# Challenge A
Return everything from "In vacuum tubes" down to "which emits the electrons." in the text on hot cathodes, copied word for word.

# Source excerpt
(begin)

In vacuum tubes and gas-filled tubes, a hot cathode or thermionic cathode is a cathode electrode which is heated to make it emit electrons due to thermionic emission. This is in contrast to a cold cathode, which does not have a heating element. The heating element is usually an electrical filament heated by a separate electric current passing through it. Hot cathodes typically achieve much higher power density than cold cathodes, emitting significantly more electrons from the same surface area. Cold cathodes rely on field electron emission or secondary electron emission from positive ion bombardment, and do not require heating. There are two types of hot cathode. In a directly heated cathode, the filament is the cathode and emits the electrons. In an indirectly heated cathode, the filament or heater heats a separate metal cathode electrode which emits the electrons.
From the 1920s to the 1960s, a wide variety of electronic devices used hot-cathode vacuum tubes. Today, hot cathodes are used as the source of electrons in fluorescent lamps, vacuum tubes, and the electron guns used in cathode ray tubes and laboratory equipment such as electron microscopes.
A cathode electrode in a vacuum tube or other vacuum system is a metal surface which emits electrons into the evacuated space of the tube. Since the negatively charged electrons are attracted to the positive nuclei of the metal atoms, they normally stay inside the metal and require energy to leave it. This energy is called the work function of the metal. In a hot cathode, the cathode surface is induced to emit electrons by heating it with a filament, a thin wire of refractory metal like tungsten with current flowing through it. The cathode is heated to a temperature that causes electrons to be 'boiled off' of its surface into the evacuated space in the tube, a process called thermionic emission.
There are two types of hot cathodes:
- Directly heated cathode
- In this type, the filament itself is the cathode and emits the electrons directly. Directly heated cathodes were used in the first vacuum tubes. Today, they are used in fluorescent tubes and most high-power transmitting vacuum tubes.

(end)

# Challenge B
In the annotated region listings, swap "Number" for "Value" in everything from the first entry down to the line containing "eq-plus2: + (365, 110, 386, 131)", leaving all else unchanged. Give back only those lines.

# Annotated region listings
(begin)

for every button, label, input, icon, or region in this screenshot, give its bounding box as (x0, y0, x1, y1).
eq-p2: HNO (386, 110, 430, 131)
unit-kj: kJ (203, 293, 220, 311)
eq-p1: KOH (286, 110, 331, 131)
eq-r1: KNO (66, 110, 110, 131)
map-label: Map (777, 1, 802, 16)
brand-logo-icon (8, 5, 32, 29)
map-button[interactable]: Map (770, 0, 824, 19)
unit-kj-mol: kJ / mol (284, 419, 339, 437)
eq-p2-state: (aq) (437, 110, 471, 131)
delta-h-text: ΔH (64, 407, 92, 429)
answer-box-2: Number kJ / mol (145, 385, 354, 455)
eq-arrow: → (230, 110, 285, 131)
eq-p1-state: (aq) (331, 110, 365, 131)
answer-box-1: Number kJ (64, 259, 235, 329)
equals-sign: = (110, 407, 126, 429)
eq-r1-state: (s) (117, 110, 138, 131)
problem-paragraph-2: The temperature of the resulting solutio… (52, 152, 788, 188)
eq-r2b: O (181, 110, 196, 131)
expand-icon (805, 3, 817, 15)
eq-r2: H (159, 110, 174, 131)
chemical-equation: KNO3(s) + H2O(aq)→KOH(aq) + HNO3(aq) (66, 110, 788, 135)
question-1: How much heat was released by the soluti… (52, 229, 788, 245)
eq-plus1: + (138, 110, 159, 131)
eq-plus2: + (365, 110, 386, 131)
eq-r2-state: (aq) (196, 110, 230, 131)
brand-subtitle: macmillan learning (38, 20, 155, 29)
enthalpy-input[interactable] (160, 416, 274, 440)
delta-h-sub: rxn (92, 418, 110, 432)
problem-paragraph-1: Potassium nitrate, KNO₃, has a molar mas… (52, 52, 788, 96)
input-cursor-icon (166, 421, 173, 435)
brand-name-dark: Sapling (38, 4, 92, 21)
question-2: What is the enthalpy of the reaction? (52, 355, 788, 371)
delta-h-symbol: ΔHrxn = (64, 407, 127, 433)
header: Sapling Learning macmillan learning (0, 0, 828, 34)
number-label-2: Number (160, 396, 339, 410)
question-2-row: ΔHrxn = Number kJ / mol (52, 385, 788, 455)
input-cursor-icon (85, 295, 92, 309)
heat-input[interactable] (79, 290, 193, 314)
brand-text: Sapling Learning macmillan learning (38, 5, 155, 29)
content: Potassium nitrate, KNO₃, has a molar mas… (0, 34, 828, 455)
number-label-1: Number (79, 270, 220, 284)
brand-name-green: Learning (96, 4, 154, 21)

(end)

# Complete output A
In vacuum tubes and gas-filled tubes, a hot cathode or thermionic cathode is a cathode electrode which is heated to make it emit electrons due to thermionic emission. This is in contrast to a cold cathode, which does not have a heating element. The heating element is usually an electrical filament heated by a separate electric current passing through it. Hot cathodes typically achieve much higher power density than cold cathodes, emitting significantly more electrons from the same surface area. Cold cathodes rely on field electron emission or secondary electron emission from positive ion bombardment, and do not require heating. There are two types of hot cathode. In a directly heated cathode, the filament is the cathode and emits the electrons. In an indirectly heated cathode, the filament or heater heats a separate metal cathode electrode which emits the electrons.

# Complete output B
for every button, label, input, icon, or region in this screenshot, give its bounding box as (x0, y0, x1, y1).
eq-p2: HNO (386, 110, 430, 131)
unit-kj: kJ (203, 293, 220, 311)
eq-p1: KOH (286, 110, 331, 131)
eq-r1: KNO (66, 110, 110, 131)
map-label: Map (777, 1, 802, 16)
brand-logo-icon (8, 5, 32, 29)
map-button[interactable]: Map (770, 0, 824, 19)
unit-kj-mol: kJ / mol (284, 419, 339, 437)
eq-p2-state: (aq) (437, 110, 471, 131)
delta-h-text: ΔH (64, 407, 92, 429)
answer-box-2: Value kJ / mol (145, 385, 354, 455)
eq-arrow: → (230, 110, 285, 131)
eq-p1-state: (aq) (331, 110, 365, 131)
answer-box-1: Value kJ (64, 259, 235, 329)
equals-sign: = (110, 407, 126, 429)
eq-r1-state: (s) (117, 110, 138, 131)
problem-paragraph-2: The temperature of the resulting solutio… (52, 152, 788, 188)
eq-r2b: O (181, 110, 196, 131)
expand-icon (805, 3, 817, 15)
eq-r2: H (159, 110, 174, 131)
chemical-equation: KNO3(s) + H2O(aq)→KOH(aq) + HNO3(aq) (66, 110, 788, 135)
question-1: How much heat was released by the soluti… (52, 229, 788, 245)
eq-plus1: + (138, 110, 159, 131)
eq-plus2: + (365, 110, 386, 131)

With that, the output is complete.